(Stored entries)
---*---
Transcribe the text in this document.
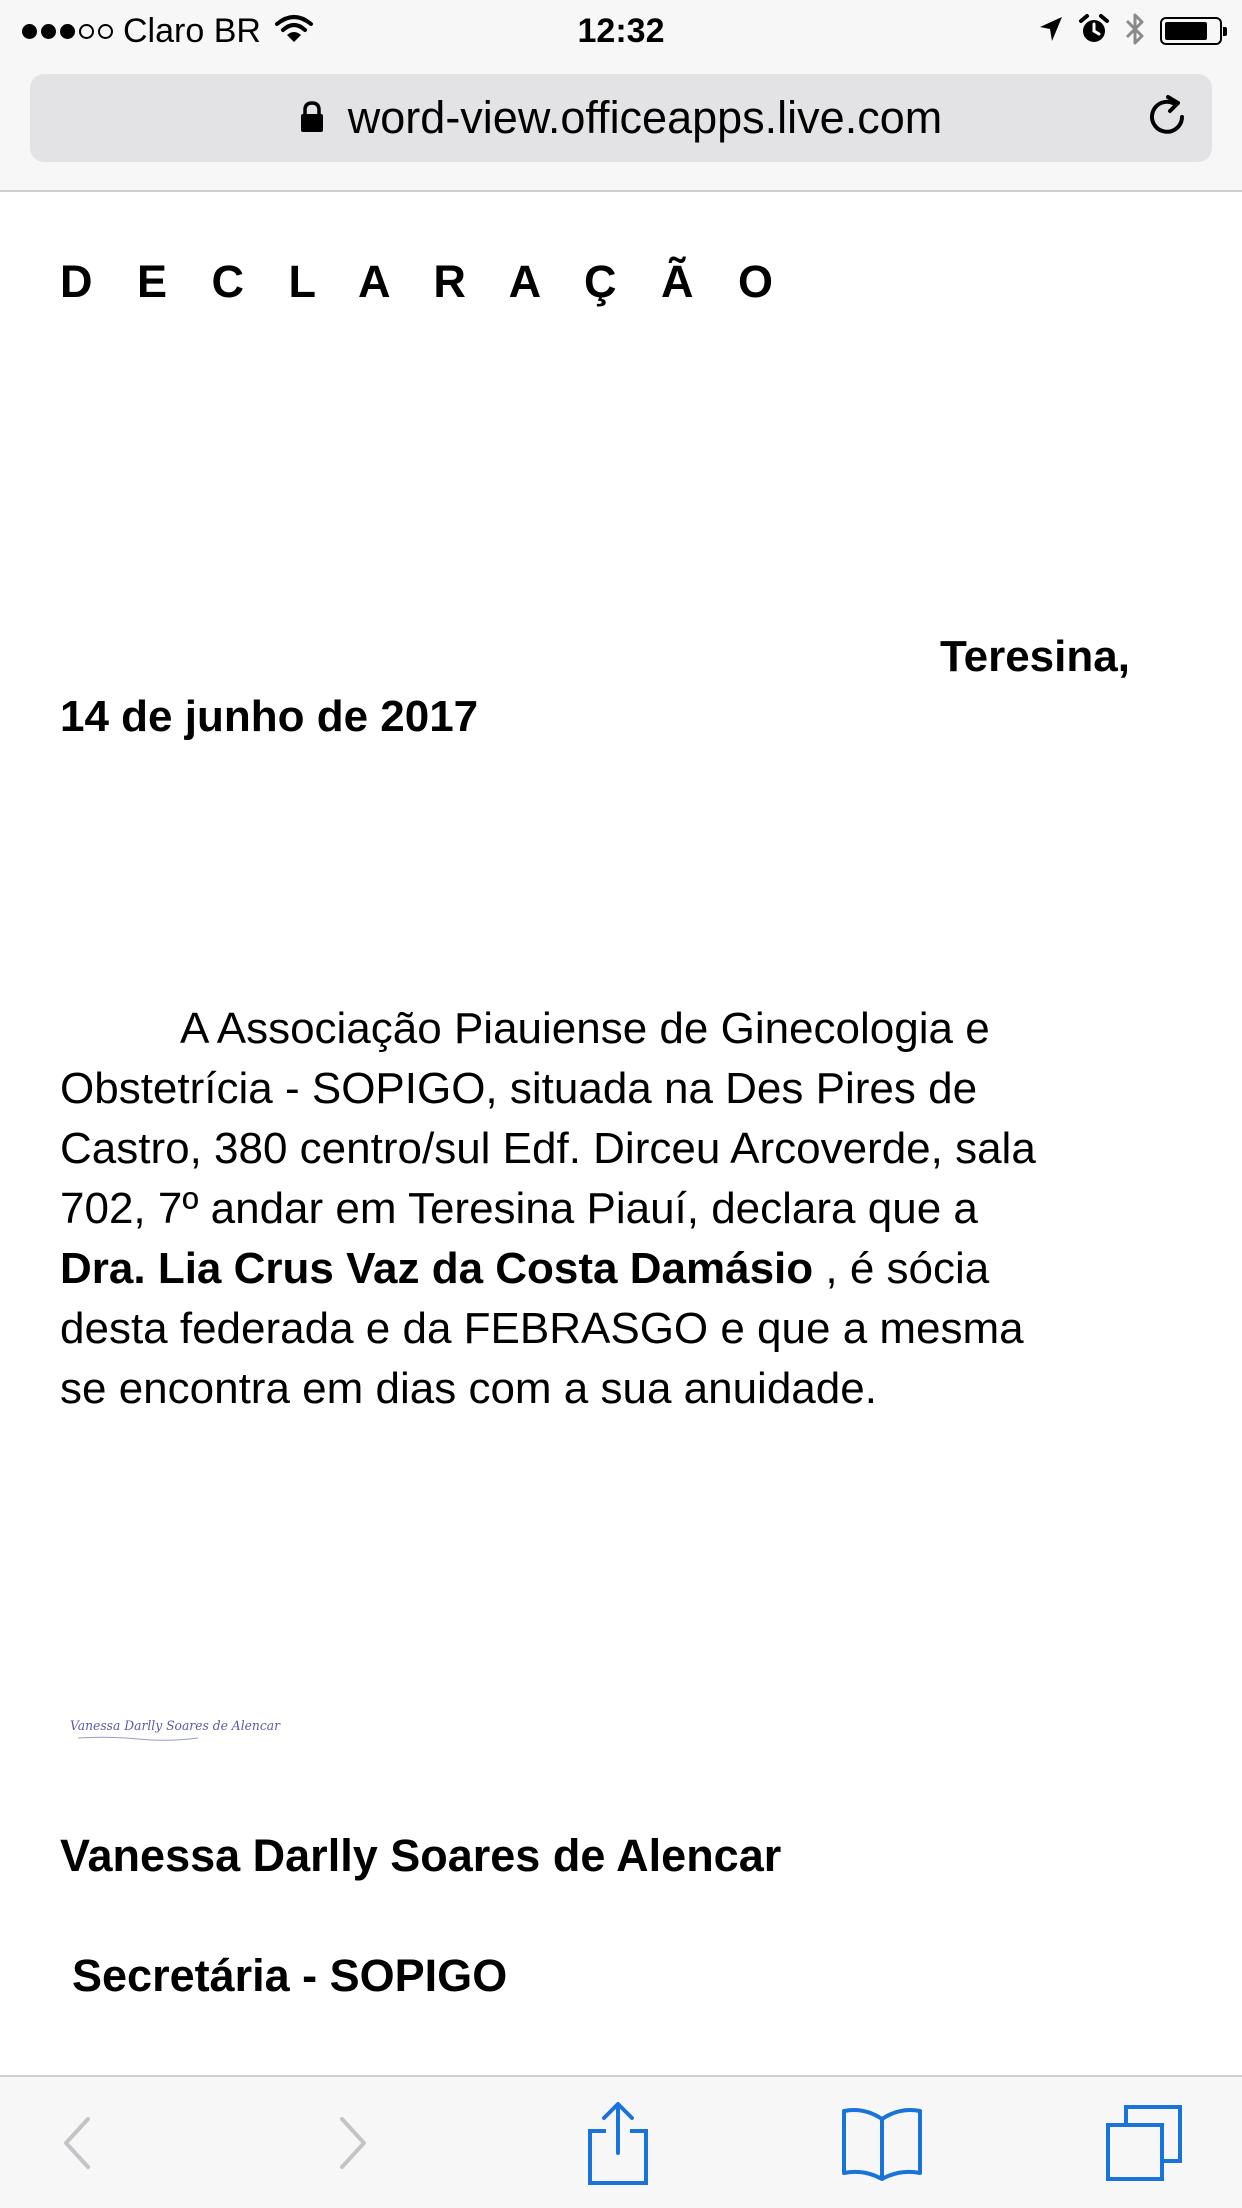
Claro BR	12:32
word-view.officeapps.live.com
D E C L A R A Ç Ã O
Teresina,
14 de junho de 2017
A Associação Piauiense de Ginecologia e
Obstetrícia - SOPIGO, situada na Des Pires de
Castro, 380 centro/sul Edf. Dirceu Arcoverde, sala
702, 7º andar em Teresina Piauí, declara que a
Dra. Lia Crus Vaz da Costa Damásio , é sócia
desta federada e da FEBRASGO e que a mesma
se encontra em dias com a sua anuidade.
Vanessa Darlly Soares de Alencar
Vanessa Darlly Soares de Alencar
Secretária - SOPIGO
---*---
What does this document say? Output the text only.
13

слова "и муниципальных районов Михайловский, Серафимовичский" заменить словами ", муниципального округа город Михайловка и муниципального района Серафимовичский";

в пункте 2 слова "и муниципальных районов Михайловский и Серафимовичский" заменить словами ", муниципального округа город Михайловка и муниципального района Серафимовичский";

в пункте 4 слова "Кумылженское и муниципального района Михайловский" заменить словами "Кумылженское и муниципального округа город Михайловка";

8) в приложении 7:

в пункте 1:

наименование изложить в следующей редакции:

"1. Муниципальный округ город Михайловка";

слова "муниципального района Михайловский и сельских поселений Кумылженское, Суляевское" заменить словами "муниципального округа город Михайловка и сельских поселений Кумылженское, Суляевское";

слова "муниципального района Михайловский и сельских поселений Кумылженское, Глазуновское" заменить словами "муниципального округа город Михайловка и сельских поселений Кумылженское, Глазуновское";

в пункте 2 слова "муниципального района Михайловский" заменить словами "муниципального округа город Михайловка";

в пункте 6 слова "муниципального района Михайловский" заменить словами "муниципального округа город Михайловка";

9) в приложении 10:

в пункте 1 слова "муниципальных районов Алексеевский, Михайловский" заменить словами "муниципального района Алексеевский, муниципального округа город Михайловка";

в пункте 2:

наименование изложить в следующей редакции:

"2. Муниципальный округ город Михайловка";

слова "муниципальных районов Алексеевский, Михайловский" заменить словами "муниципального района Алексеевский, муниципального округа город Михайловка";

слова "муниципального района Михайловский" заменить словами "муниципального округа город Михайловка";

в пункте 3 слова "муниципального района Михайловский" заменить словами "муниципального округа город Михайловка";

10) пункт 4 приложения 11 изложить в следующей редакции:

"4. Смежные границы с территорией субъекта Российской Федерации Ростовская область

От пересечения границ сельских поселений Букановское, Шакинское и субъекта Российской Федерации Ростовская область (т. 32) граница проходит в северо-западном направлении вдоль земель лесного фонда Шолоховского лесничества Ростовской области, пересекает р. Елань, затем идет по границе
---*---
*What is needed*. Copy each line that contains the word "сельских".

*Answer to this task*.
слова "муниципального района Михайловский и сельских поселений Кумылженское, Суляевское" заменить словами "муниципального округа город Михайловка и сельских поселений Кумылженское, Суляевское";
слова "муниципального района Михайловский и сельских поселений Кумылженское, Глазуновское" заменить словами "муниципального округа город Михайловка и сельских поселений Кумылженское, Глазуновское";
От пересечения границ сельских поселений Букановское, Шакинское и субъекта Российской Федерации Ростовская область (т. 32) граница проходит в северо-западном направлении вдоль земель лесного фонда Шолоховского лесничества Ростовской области, пересекает р. Елань, затем идет по границе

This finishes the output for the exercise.